The input ▸
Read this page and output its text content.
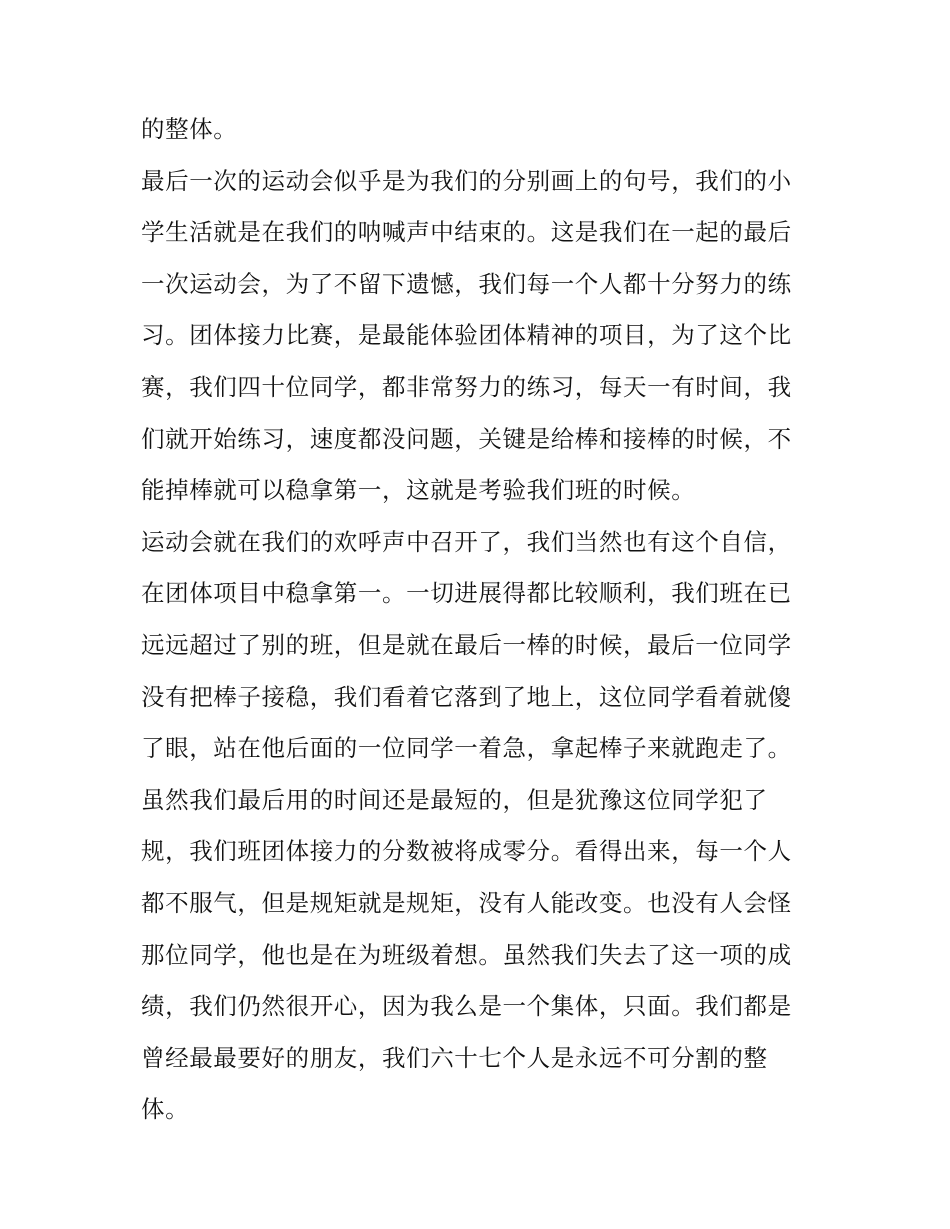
的整体。
最后一次的运动会似乎是为我们的分别画上的句号，我们的小
学生活就是在我们的呐喊声中结束的。这是我们在一起的最后
一次运动会，为了不留下遗憾，我们每一个人都十分努力的练
习。团体接力比赛，是最能体验团体精神的项目，为了这个比
赛，我们四十位同学，都非常努力的练习，每天一有时间，我
们就开始练习，速度都没问题，关键是给棒和接棒的时候，不
能掉棒就可以稳拿第一，这就是考验我们班的时候。
运动会就在我们的欢呼声中召开了，我们当然也有这个自信，
在团体项目中稳拿第一。一切进展得都比较顺利，我们班在已
远远超过了别的班，但是就在最后一棒的时候，最后一位同学
没有把棒子接稳，我们看着它落到了地上，这位同学看着就傻
了眼，站在他后面的一位同学一着急，拿起棒子来就跑走了。
虽然我们最后用的时间还是最短的，但是犹豫这位同学犯了
规，我们班团体接力的分数被将成零分。看得出来，每一个人
都不服气，但是规矩就是规矩，没有人能改变。也没有人会怪
那位同学，他也是在为班级着想。虽然我们失去了这一项的成
绩，我们仍然很开心，因为我么是一个集体，只面。我们都是
曾经最最要好的朋友，我们六十七个人是永远不可分割的整
体。
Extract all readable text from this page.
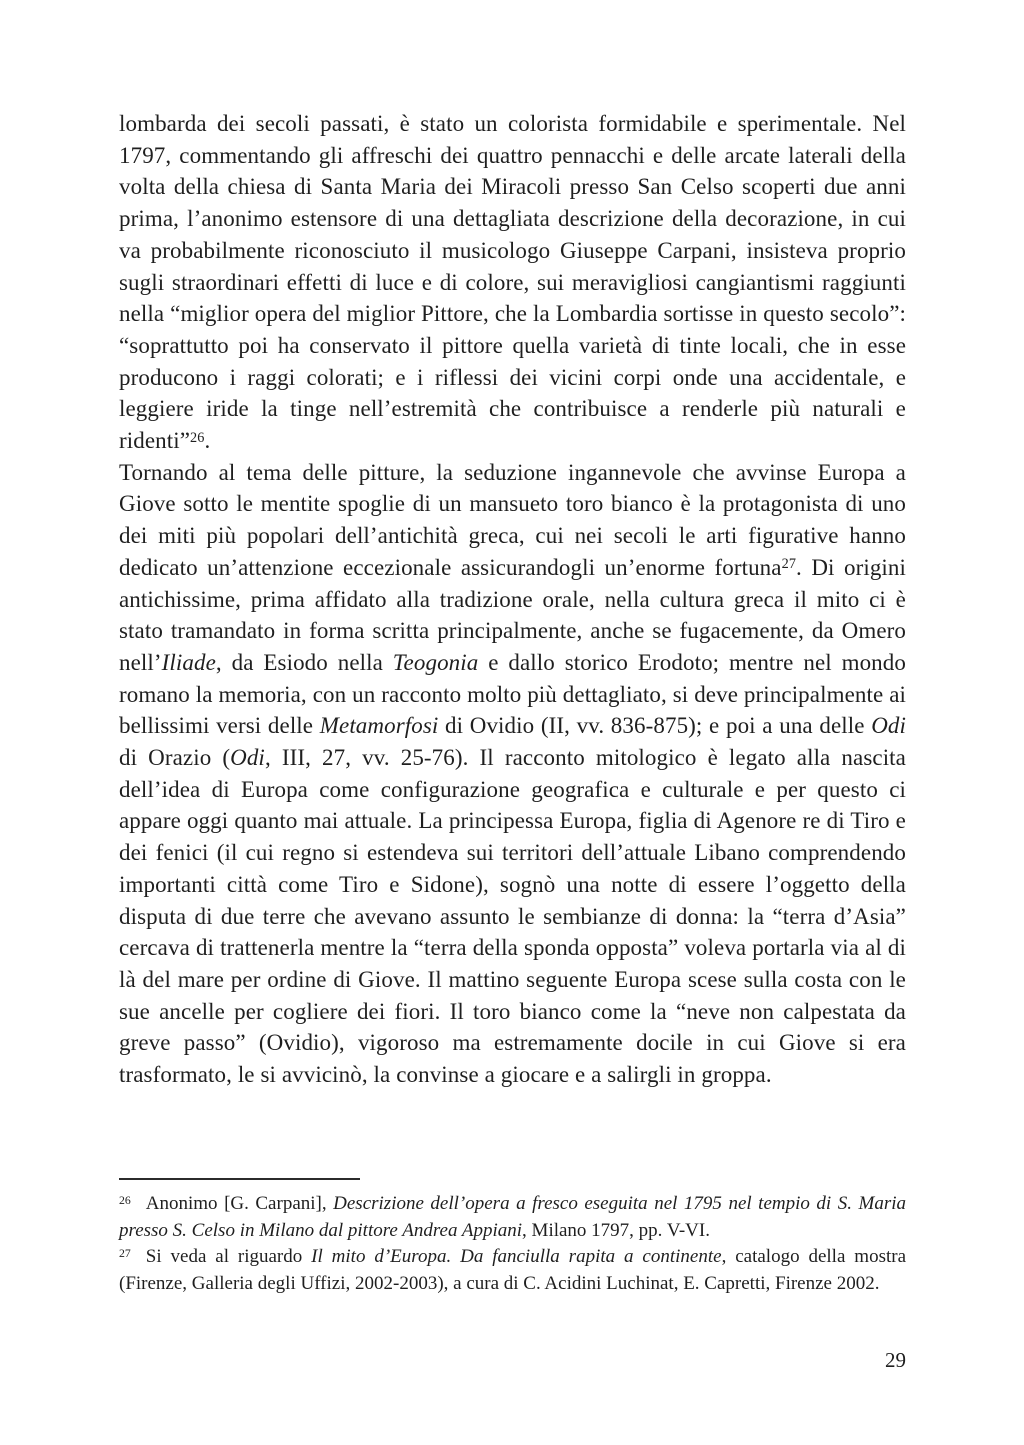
lombarda dei secoli passati, è stato un colorista formidabile e sperimentale. Nel 1797, commentando gli affreschi dei quattro pennacchi e delle arcate laterali della volta della chiesa di Santa Maria dei Miracoli presso San Celso scoperti due anni prima, l’anonimo estensore di una dettagliata descrizione della decorazione, in cui va probabilmente riconosciuto il musicologo Giuseppe Carpani, insisteva proprio sugli straordinari effetti di luce e di colore, sui meravigliosi cangiantismi raggiunti nella “miglior opera del miglior Pittore, che la Lombardia sortisse in questo secolo”: “soprattutto poi ha conservato il pittore quella varietà di tinte locali, che in esse producono i raggi colorati; e i riflessi dei vicini corpi onde una accidentale, e leggiere iride la tinge nell’estremità che contribuisce a renderle più naturali e ridenti”$^{26}$.

Tornando al tema delle pitture, la seduzione ingannevole che avvinse Europa a Giove sotto le mentite spoglie di un mansueto toro bianco è la protagonista di uno dei miti più popolari dell’antichità greca, cui nei secoli le arti figurative hanno dedicato un’attenzione eccezionale assicurandogli un’enorme fortuna$^{27}$. Di origini antichissime, prima affidato alla tradizione orale, nella cultura greca il mito ci è stato tramandato in forma scritta principalmente, anche se fugacemente, da Omero nell’Iliade, da Esiodo nella Teogonia e dallo storico Erodoto; mentre nel mondo romano la memoria, con un racconto molto più dettagliato, si deve principalmente ai bellissimi versi delle Metamorfosi di Ovidio (II, vv. 836-875); e poi a una delle Odi di Orazio (Odi, III, 27, vv. 25-76). Il racconto mitologico è legato alla nascita dell’idea di Europa come configurazione geografica e culturale e per questo ci appare oggi quanto mai attuale. La principessa Europa, figlia di Agenore re di Tiro e dei fenici (il cui regno si estendeva sui territori dell’attuale Libano comprendendo importanti città come Tiro e Sidone), sognò una notte di essere l’oggetto della disputa di due terre che avevano assunto le sembianze di donna: la “terra d’Asia” cercava di trattenerla mentre la “terra della sponda opposta” voleva portarla via al di là del mare per ordine di Giove. Il mattino seguente Europa scese sulla costa con le sue ancelle per cogliere dei fiori. Il toro bianco come la “neve non calpestata da greve passo” (Ovidio), vigoroso ma estremamente docile in cui Giove si era trasformato, le si avvicinò, la convinse a giocare e a salirgli in groppa.

$^{26}$ Anonimo [G. Carpani], Descrizione dell’opera a fresco eseguita nel 1795 nel tempio di S. Maria presso S. Celso in Milano dal pittore Andrea Appiani, Milano 1797, pp. V-VI.

$^{27}$ Si veda al riguardo Il mito d’Europa. Da fanciulla rapita a continente, catalogo della mostra (Firenze, Galleria degli Uffizi, 2002-2003), a cura di C. Acidini Luchinat, E. Capretti, Firenze 2002.

29
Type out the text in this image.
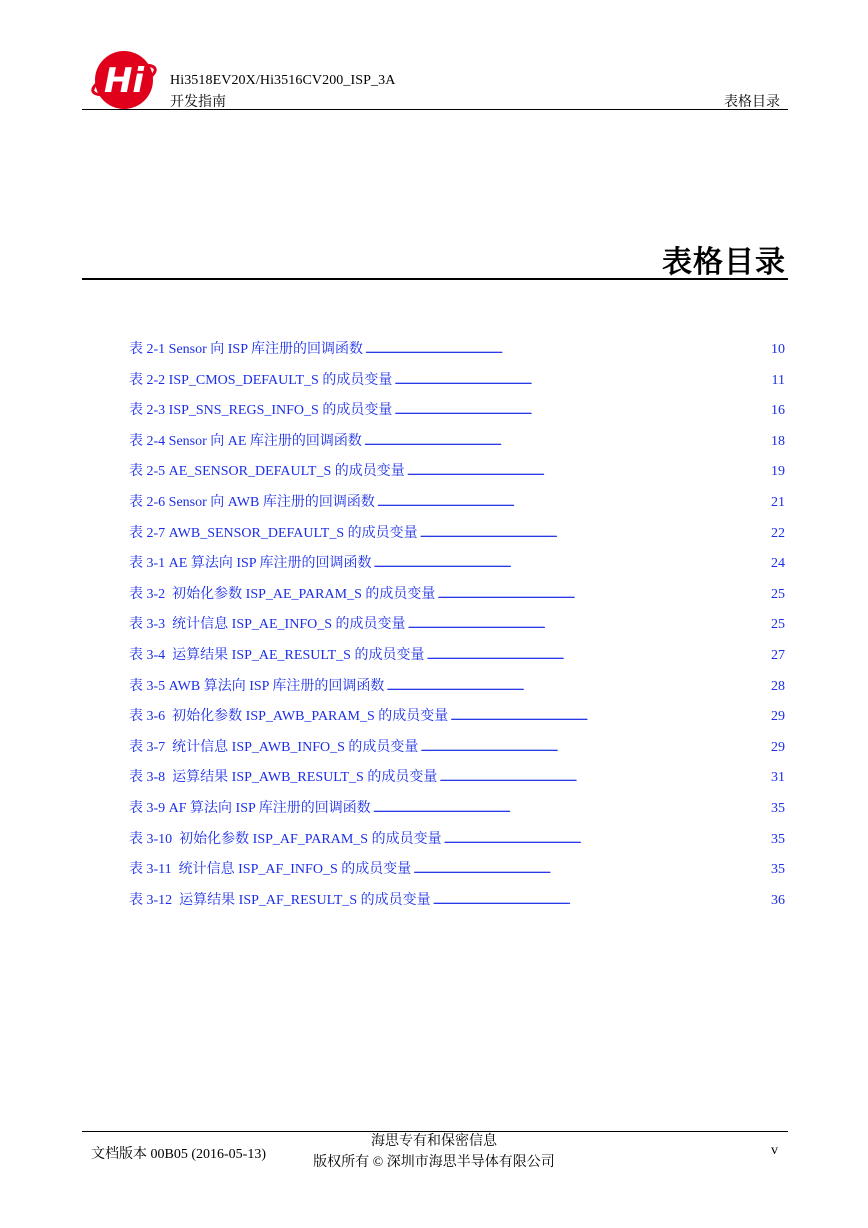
Hi Hi3518EV20X/Hi3516CV200_ISP_3A
开发指南	表格目录
表格目录
表 2-1 Sensor 向 ISP 库注册的回调函数 . . .	10
表 2-2 ISP_CMOS_DEFAULT_S 的成员变量 . . .	11
表 2-3 ISP_SNS_REGS_INFO_S 的成员变量 . . .	16
表 2-4 Sensor 向 AE 库注册的回调函数 . . .	18
表 2-5 AE_SENSOR_DEFAULT_S 的成员变量 . . .	19
表 2-6 Sensor 向 AWB 库注册的回调函数 . . .	21
表 2-7 AWB_SENSOR_DEFAULT_S 的成员变量 . . .	22
表 3-1 AE 算法向 ISP 库注册的回调函数 . . .	24
表 3-2  初始化参数 ISP_AE_PARAM_S 的成员变量 . . .	25
表 3-3  统计信息 ISP_AE_INFO_S 的成员变量 . . .	25
表 3-4  运算结果 ISP_AE_RESULT_S 的成员变量 . . .	27
表 3-5 AWB 算法向 ISP 库注册的回调函数 . . .	28
表 3-6  初始化参数 ISP_AWB_PARAM_S 的成员变量 . . .	29
表 3-7  统计信息 ISP_AWB_INFO_S 的成员变量 . . .	29
表 3-8  运算结果 ISP_AWB_RESULT_S 的成员变量 . . .	31
表 3-9 AF 算法向 ISP 库注册的回调函数 . . .	35
表 3-10  初始化参数 ISP_AF_PARAM_S 的成员变量 . . .	35
表 3-11  统计信息 ISP_AF_INFO_S 的成员变量 . . .	35
表 3-12  运算结果 ISP_AF_RESULT_S 的成员变量 . . .	36
文档版本 00B05 (2016-05-13)
海思专有和保密信息
版权所有 © 深圳市海思半导体有限公司
v
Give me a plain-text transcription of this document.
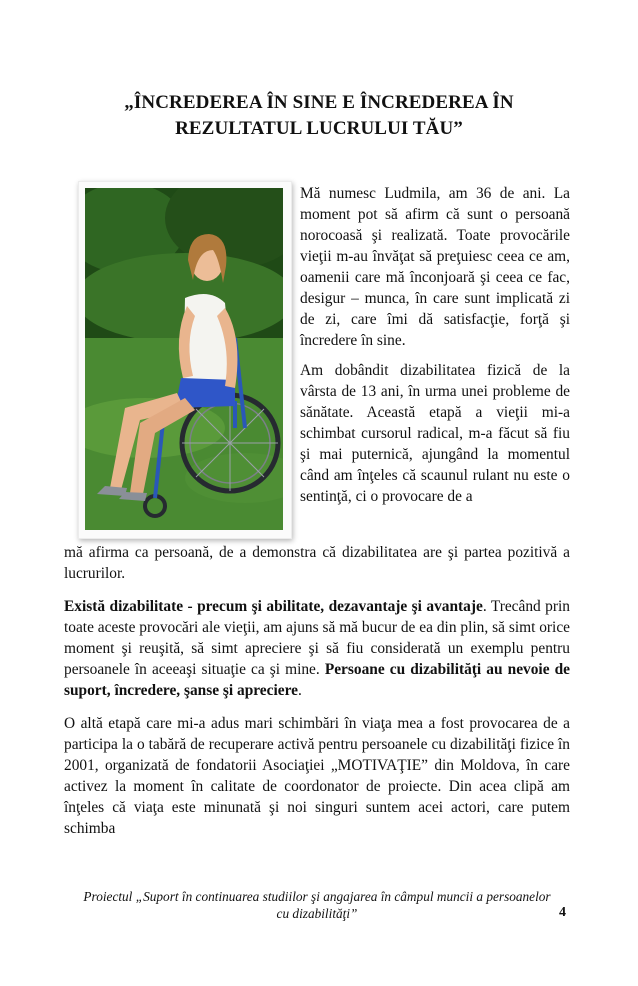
„ÎNCREDEREA ÎN SINE E ÎNCREDEREA ÎN
REZULTATUL LUCRULUI TĂU”

Mă numesc Ludmila, am 36 de ani. La moment pot să afirm că sunt o persoană norocoasă şi realizată. Toate provocările vieţii m-au învăţat să preţuiesc ceea ce am, oamenii care mă înconjoară şi ceea ce fac, desigur – munca, în care sunt implicată zi de zi, care îmi dă satisfacţie, forţă şi încredere în sine.

Am dobândit dizabilitatea fizică de la vârsta de 13 ani, în urma unei probleme de sănătate. Această etapă a vieţii mi-a schimbat cursorul radical, m-a făcut să fiu şi mai puternică, ajungând la momentul când am înţeles că scaunul rulant nu este o sentinţă, ci o provocare de a

mă afirma ca persoană, de a demonstra că dizabilitatea are şi partea pozitivă a lucrurilor.

Există dizabilitate - precum şi abilitate, dezavantaje şi avantaje. Trecând prin toate aceste provocări ale vieţii, am ajuns să mă bucur de ea din plin, să simt orice moment şi reuşită, să simt apreciere şi să fiu considerată un exemplu pentru persoanele în aceeaşi situaţie ca şi mine. Persoane cu dizabilităţi au nevoie de suport, încredere, şanse şi apreciere.

O altă etapă care mi-a adus mari schimbări în viaţa mea a fost provocarea de a participa la o tabără de recuperare activă pentru persoanele cu dizabilităţi fizice în 2001, organizată de fondatorii Asociaţiei „MOTIVAŢIE” din Moldova, în care activez la moment în calitate de coordonator de proiecte. Din acea clipă am înţeles că viaţa este minunată şi noi singuri suntem acei actori, care putem schimba

Proiectul „Suport în continuarea studiilor şi angajarea în câmpul muncii a persoanelor
cu dizabilităţi”	4
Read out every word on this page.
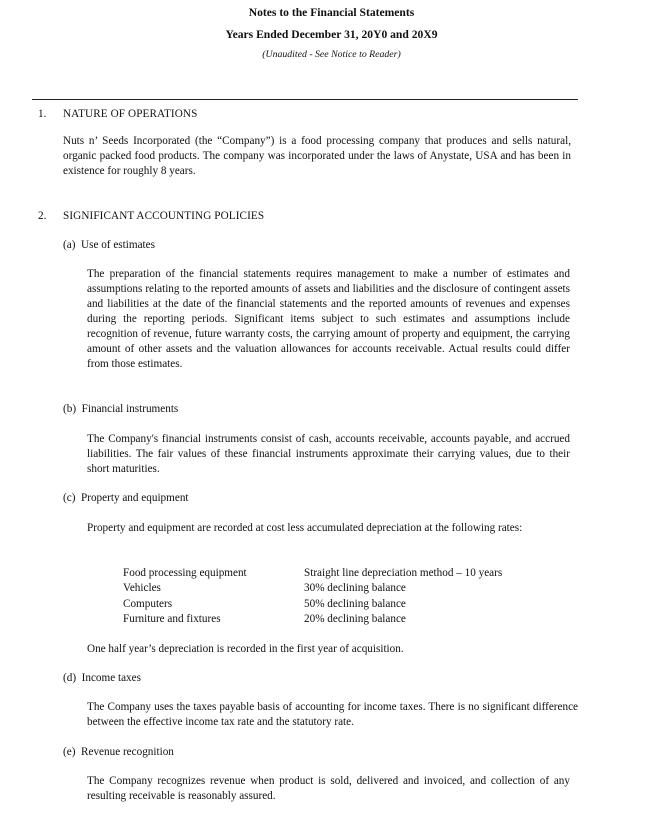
Notes to the Financial Statements
Years Ended December 31, 20Y0 and 20X9
(Unaudited - See Notice to Reader)
1. NATURE OF OPERATIONS
Nuts n’ Seeds Incorporated (the “Company”) is a food processing company that produces and sells natural, organic packed food products. The company was incorporated under the laws of Anystate, USA and has been in existence for roughly 8 years.
2. SIGNIFICANT ACCOUNTING POLICIES
(a) Use of estimates
The preparation of the financial statements requires management to make a number of estimates and assumptions relating to the reported amounts of assets and liabilities and the disclosure of contingent assets and liabilities at the date of the financial statements and the reported amounts of revenues and expenses during the reporting periods. Significant items subject to such estimates and assumptions include recognition of revenue, future warranty costs, the carrying amount of property and equipment, the carrying amount of other assets and the valuation allowances for accounts receivable. Actual results could differ from those estimates.
(b) Financial instruments
The Company's financial instruments consist of cash, accounts receivable, accounts payable, and accrued liabilities. The fair values of these financial instruments approximate their carrying values, due to their short maturities.
(c) Property and equipment
Property and equipment are recorded at cost less accumulated depreciation at the following rates:
Food processing equipment	Straight line depreciation method – 10 years
Vehicles	30% declining balance
Computers	50% declining balance
Furniture and fixtures	20% declining balance
One half year’s depreciation is recorded in the first year of acquisition.
(d) Income taxes
The Company uses the taxes payable basis of accounting for income taxes. There is no significant difference between the effective income tax rate and the statutory rate.
(e) Revenue recognition
The Company recognizes revenue when product is sold, delivered and invoiced, and collection of any resulting receivable is reasonably assured.
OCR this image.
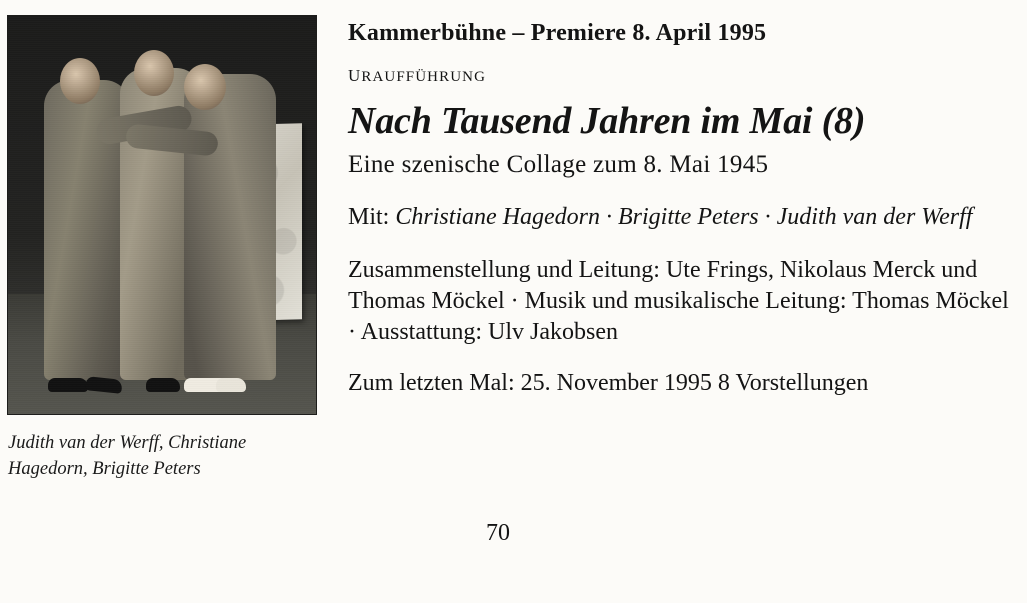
Judith van der Werff, Christiane Hagedorn, Brigitte Peters

Kammerbühne – Premiere 8. April 1995

uraufführung

Nach Tausend Jahren im Mai (8)

Eine szenische Collage zum 8. Mai 1945

Mit: Christiane Hagedorn · Brigitte Peters · Judith van der Werff

Zusammenstellung und Leitung: Ute Frings, Nikolaus Merck und Thomas Möckel · Musik und musikalische Leitung: Thomas Möckel · Ausstattung: Ulv Jakobsen

Zum letzten Mal: 25. November 1995 8 Vorstellungen

70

Written task ▸ Reproduce exactly, without any picture, the lines from the one bearing "OCR this image." to the last line of the records above.

Solution to this task ▸
OCR this image.
Judith van der Werff, Christiane Hagedorn, Brigitte Peters

Kammerbühne – Premiere 8. April 1995

uraufführung

Nach Tausend Jahren im Mai (8)

Eine szenische Collage zum 8. Mai 1945

Mit: Christiane Hagedorn · Brigitte Peters · Judith van der Werff

Zusammenstellung und Leitung: Ute Frings, Nikolaus Merck und Thomas Möckel · Musik und musikalische Leitung: Thomas Möckel · Ausstattung: Ulv Jakobsen

Zum letzten Mal: 25. November 1995 8 Vorstellungen

70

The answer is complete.